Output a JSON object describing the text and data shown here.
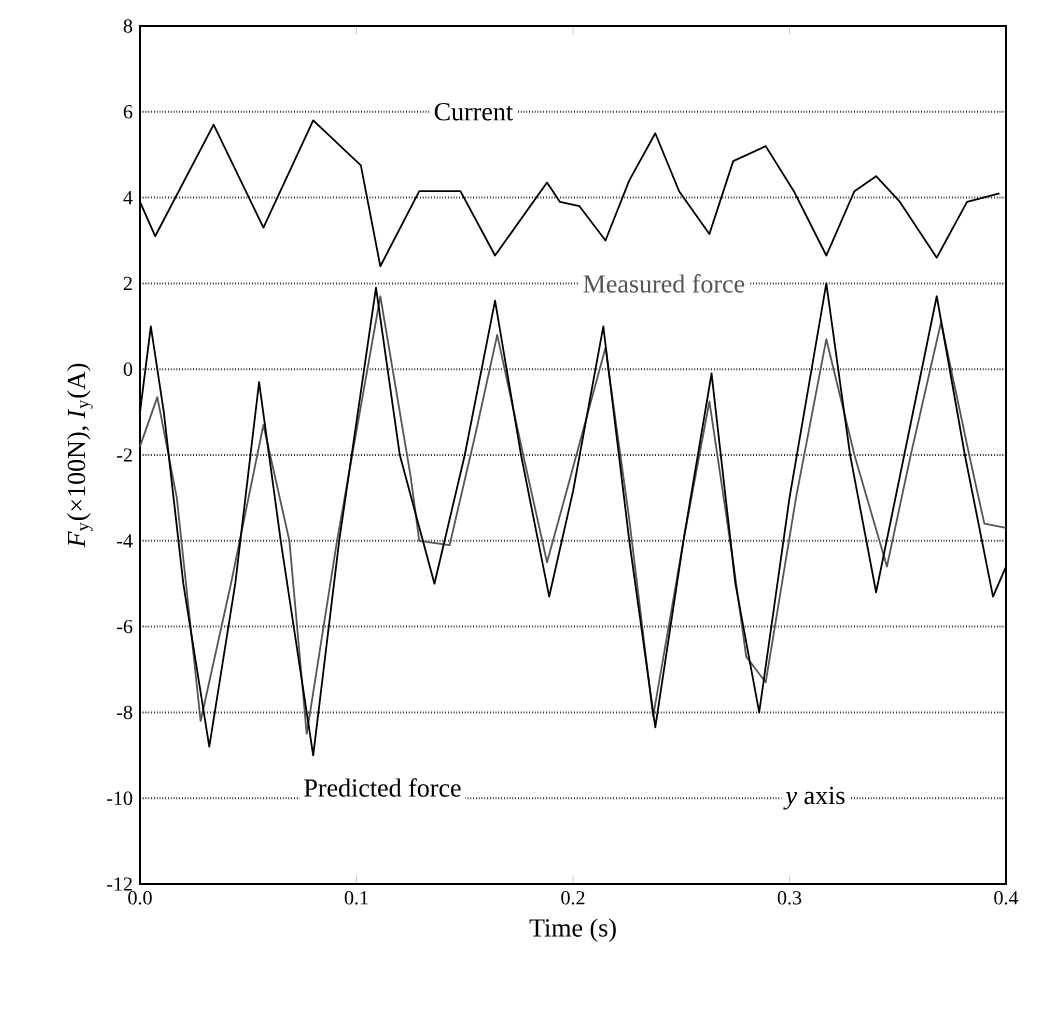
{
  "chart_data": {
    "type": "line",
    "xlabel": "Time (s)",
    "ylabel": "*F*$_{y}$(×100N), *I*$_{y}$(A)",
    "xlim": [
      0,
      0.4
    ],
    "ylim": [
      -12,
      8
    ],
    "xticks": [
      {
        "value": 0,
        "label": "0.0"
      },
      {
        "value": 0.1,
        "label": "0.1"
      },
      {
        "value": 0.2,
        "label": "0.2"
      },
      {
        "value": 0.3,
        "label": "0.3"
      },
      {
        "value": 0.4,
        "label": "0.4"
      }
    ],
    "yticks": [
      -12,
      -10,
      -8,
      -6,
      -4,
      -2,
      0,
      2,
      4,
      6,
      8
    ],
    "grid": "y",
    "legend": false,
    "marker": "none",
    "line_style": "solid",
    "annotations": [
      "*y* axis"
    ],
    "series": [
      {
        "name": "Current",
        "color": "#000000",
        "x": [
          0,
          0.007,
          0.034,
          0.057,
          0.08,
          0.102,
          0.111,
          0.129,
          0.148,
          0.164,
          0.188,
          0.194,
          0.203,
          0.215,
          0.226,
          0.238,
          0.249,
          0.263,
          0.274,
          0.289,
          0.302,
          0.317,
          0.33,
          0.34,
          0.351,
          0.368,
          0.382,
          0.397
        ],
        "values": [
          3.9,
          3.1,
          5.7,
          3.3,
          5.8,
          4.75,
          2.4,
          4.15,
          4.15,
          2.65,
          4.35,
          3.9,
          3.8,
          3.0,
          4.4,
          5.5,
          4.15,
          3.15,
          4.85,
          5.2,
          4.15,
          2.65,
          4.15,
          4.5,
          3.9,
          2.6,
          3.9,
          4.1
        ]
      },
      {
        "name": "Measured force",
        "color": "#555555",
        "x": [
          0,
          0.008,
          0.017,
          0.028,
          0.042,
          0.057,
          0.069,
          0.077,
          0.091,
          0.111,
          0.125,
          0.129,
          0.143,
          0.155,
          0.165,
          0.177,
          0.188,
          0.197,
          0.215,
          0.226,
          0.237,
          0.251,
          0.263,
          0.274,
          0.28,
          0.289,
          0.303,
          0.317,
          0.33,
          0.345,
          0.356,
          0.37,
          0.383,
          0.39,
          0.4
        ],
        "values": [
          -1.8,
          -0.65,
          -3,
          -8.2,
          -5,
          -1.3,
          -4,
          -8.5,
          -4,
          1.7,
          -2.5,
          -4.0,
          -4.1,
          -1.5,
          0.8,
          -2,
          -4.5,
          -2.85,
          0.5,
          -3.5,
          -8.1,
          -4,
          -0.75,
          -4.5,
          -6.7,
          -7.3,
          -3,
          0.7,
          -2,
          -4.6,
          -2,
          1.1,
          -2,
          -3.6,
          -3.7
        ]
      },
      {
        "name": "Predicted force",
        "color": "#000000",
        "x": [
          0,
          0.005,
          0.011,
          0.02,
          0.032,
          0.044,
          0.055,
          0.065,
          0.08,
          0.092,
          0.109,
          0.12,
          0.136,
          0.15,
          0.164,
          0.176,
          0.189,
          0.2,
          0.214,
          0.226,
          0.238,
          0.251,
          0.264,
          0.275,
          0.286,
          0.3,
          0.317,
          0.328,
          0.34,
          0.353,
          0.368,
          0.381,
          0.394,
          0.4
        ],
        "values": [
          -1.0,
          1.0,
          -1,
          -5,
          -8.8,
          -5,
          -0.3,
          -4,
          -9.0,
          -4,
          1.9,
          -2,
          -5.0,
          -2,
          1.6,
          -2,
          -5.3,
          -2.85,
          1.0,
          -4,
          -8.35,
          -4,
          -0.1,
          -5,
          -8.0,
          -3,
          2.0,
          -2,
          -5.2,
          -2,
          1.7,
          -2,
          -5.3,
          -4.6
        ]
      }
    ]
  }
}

--

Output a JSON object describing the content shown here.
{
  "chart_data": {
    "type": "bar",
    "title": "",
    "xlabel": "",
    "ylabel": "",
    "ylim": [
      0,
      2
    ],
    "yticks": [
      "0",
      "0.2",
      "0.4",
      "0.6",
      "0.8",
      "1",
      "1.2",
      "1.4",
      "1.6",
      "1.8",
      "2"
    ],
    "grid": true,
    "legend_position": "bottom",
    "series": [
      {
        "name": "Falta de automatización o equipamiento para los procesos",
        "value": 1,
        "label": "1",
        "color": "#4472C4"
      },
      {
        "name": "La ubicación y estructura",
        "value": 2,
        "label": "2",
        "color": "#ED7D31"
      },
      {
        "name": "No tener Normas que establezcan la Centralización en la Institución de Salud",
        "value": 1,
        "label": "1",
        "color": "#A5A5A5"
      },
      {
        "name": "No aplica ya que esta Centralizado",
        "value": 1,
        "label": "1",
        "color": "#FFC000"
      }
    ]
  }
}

Aim:
Lines containing the word "object" are to be counted in the listing; state their number alone.

Response to the exercise:
2